Stored entries:
____

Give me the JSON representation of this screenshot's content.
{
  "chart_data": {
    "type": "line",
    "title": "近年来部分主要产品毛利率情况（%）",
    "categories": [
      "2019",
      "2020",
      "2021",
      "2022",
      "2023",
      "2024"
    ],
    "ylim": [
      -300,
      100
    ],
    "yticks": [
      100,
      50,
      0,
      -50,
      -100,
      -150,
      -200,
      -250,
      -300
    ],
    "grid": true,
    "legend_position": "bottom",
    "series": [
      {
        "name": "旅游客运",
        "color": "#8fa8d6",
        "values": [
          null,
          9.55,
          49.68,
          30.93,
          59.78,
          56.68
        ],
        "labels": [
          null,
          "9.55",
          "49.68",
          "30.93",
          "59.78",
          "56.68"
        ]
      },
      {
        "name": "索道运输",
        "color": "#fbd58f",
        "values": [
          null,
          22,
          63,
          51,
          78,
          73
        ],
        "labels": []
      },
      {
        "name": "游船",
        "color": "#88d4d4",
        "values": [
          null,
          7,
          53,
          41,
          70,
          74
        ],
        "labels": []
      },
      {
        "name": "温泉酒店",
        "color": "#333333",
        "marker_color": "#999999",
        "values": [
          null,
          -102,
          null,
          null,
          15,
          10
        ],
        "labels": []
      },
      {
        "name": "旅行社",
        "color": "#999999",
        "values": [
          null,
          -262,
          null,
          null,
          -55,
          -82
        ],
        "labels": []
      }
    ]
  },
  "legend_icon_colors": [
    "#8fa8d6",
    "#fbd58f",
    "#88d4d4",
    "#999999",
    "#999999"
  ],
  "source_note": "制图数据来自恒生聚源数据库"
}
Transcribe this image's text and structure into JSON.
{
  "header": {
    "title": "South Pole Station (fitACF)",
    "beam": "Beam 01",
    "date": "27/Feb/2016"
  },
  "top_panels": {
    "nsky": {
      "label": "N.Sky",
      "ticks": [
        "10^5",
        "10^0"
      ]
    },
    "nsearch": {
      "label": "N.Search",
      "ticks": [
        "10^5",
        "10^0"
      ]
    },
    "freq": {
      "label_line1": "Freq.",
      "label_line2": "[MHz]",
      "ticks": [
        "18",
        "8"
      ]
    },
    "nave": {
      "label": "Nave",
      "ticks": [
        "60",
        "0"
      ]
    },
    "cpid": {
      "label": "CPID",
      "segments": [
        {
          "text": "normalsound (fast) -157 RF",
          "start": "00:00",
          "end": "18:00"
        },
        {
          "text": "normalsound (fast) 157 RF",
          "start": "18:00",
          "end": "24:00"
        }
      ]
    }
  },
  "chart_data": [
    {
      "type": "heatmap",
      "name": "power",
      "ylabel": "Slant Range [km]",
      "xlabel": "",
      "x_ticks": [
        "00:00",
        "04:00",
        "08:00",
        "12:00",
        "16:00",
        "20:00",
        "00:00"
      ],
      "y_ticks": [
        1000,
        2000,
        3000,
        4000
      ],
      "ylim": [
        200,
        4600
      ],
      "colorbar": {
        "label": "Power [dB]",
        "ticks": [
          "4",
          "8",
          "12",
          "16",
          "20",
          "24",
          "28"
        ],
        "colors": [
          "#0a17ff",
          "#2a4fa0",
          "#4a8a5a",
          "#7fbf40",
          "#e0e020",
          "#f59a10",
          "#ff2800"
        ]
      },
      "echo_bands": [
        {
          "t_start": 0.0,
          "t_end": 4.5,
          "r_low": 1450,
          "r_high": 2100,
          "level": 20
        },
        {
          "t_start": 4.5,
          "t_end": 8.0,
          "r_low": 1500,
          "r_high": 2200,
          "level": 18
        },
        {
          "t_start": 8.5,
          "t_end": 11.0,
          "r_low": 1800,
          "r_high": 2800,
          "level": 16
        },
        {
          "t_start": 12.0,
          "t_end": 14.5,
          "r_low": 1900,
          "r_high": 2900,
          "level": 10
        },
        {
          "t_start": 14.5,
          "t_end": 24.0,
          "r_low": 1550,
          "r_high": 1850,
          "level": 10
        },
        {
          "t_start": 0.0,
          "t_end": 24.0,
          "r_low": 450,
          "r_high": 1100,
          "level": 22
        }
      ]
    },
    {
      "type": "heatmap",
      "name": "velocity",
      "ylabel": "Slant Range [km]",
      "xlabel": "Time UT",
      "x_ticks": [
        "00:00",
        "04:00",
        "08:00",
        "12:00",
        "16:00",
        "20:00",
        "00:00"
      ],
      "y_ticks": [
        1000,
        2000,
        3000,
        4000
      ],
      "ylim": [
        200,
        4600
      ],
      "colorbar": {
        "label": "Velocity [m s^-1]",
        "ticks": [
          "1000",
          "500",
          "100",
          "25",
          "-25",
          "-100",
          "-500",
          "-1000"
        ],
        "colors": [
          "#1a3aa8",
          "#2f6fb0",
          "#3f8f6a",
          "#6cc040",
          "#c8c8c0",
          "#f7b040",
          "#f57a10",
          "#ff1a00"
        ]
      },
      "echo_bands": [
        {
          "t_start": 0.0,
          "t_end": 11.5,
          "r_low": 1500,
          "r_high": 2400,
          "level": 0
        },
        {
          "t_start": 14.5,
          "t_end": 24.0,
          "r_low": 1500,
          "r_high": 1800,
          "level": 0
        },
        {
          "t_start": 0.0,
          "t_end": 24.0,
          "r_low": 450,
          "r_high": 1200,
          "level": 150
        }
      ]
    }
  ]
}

____

Exercise aim:
Transcribe the whole listing with nothing added or left out.

Exercise answer:
Give me the JSON representation of this screenshot's content.
{
  "chart_data": {
    "type": "line",
    "title": "近年来部分主要产品毛利率情况（%）",
    "categories": [
      "2019",
      "2020",
      "2021",
      "2022",
      "2023",
      "2024"
    ],
    "ylim": [
      -300,
      100
    ],
    "yticks": [
      100,
      50,
      0,
      -50,
      -100,
      -150,
      -200,
      -250,
      -300
    ],
    "grid": true,
    "legend_position": "bottom",
    "series": [
      {
        "name": "旅游客运",
        "color": "#8fa8d6",
        "values": [
          null,
          9.55,
          49.68,
          30.93,
          59.78,
          56.68
        ],
        "labels": [
          null,
          "9.55",
          "49.68",
          "30.93",
          "59.78",
          "56.68"
        ]
      },
      {
        "name": "索道运输",
        "color": "#fbd58f",
        "values": [
          null,
          22,
          63,
          51,
          78,
          73
        ],
        "labels": []
      },
      {
        "name": "游船",
        "color": "#88d4d4",
        "values": [
          null,
          7,
          53,
          41,
          70,
          74
        ],
        "labels": []
      },
      {
        "name": "温泉酒店",
        "color": "#333333",
        "marker_color": "#999999",
        "values": [
          null,
          -102,
          null,
          null,
          15,
          10
        ],
        "labels": []
      },
      {
        "name": "旅行社",
        "color": "#999999",
        "values": [
          null,
          -262,
          null,
          null,
          -55,
          -82
        ],
        "labels": []
      }
    ]
  },
  "legend_icon_colors": [
    "#8fa8d6",
    "#fbd58f",
    "#88d4d4",
    "#999999",
    "#999999"
  ],
  "source_note": "制图数据来自恒生聚源数据库"
}
Transcribe this image's text and structure into JSON.
{
  "header": {
    "title": "South Pole Station (fitACF)",
    "beam": "Beam 01",
    "date": "27/Feb/2016"
  },
  "top_panels": {
    "nsky": {
      "label": "N.Sky",
      "ticks": [
        "10^5",
        "10^0"
      ]
    },
    "nsearch": {
      "label": "N.Search",
      "ticks": [
        "10^5",
        "10^0"
      ]
    },
    "freq": {
      "label_line1": "Freq.",
      "label_line2": "[MHz]",
      "ticks": [
        "18",
        "8"
      ]
    },
    "nave": {
      "label": "Nave",
      "ticks": [
        "60",
        "0"
      ]
    },
    "cpid": {
      "label": "CPID",
      "segments": [
        {
          "text": "normalsound (fast) -157 RF",
          "start": "00:00",
          "end": "18:00"
        },
        {
          "text": "normalsound (fast) 157 RF",
          "start": "18:00",
          "end": "24:00"
        }
      ]
    }
  },
  "chart_data": [
    {
      "type": "heatmap",
      "name": "power",
      "ylabel": "Slant Range [km]",
      "xlabel": "",
      "x_ticks": [
        "00:00",
        "04:00",
        "08:00",
        "12:00",
        "16:00",
        "20:00",
        "00:00"
      ],
      "y_ticks": [
        1000,
        2000,
        3000,
        4000
      ],
      "ylim": [
        200,
        4600
      ],
      "colorbar": {
        "label": "Power [dB]",
        "ticks": [
          "4",
          "8",
          "12",
          "16",
          "20",
          "24",
          "28"
        ],
        "colors": [
          "#0a17ff",
          "#2a4fa0",
          "#4a8a5a",
          "#7fbf40",
          "#e0e020",
          "#f59a10",
          "#ff2800"
        ]
      },
      "echo_bands": [
        {
          "t_start": 0.0,
          "t_end": 4.5,
          "r_low": 1450,
          "r_high": 2100,
          "level": 20
        },
        {
          "t_start": 4.5,
          "t_end": 8.0,
          "r_low": 1500,
          "r_high": 2200,
          "level": 18
        },
        {
          "t_start": 8.5,
          "t_end": 11.0,
          "r_low": 1800,
          "r_high": 2800,
          "level": 16
        },
        {
          "t_start": 12.0,
          "t_end": 14.5,
          "r_low": 1900,
          "r_high": 2900,
          "level": 10
        },
        {
          "t_start": 14.5,
          "t_end": 24.0,
          "r_low": 1550,
          "r_high": 1850,
          "level": 10
        },
        {
          "t_start": 0.0,
          "t_end": 24.0,
          "r_low": 450,
          "r_high": 1100,
          "level": 22
        }
      ]
    },
    {
      "type": "heatmap",
      "name": "velocity",
      "ylabel": "Slant Range [km]",
      "xlabel": "Time UT",
      "x_ticks": [
        "00:00",
        "04:00",
        "08:00",
        "12:00",
        "16:00",
        "20:00",
        "00:00"
      ],
      "y_ticks": [
        1000,
        2000,
        3000,
        4000
      ],
      "ylim": [
        200,
        4600
      ],
      "colorbar": {
        "label": "Velocity [m s^-1]",
        "ticks": [
          "1000",
          "500",
          "100",
          "25",
          "-25",
          "-100",
          "-500",
          "-1000"
        ],
        "colors": [
          "#1a3aa8",
          "#2f6fb0",
          "#3f8f6a",
          "#6cc040",
          "#c8c8c0",
          "#f7b040",
          "#f57a10",
          "#ff1a00"
        ]
      },
      "echo_bands": [
        {
          "t_start": 0.0,
          "t_end": 11.5,
          "r_low": 1500,
          "r_high": 2400,
          "level": 0
        },
        {
          "t_start": 14.5,
          "t_end": 24.0,
          "r_low": 1500,
          "r_high": 1800,
          "level": 0
        },
        {
          "t_start": 0.0,
          "t_end": 24.0,
          "r_low": 450,
          "r_high": 1200,
          "level": 150
        }
      ]
    }
  ]
}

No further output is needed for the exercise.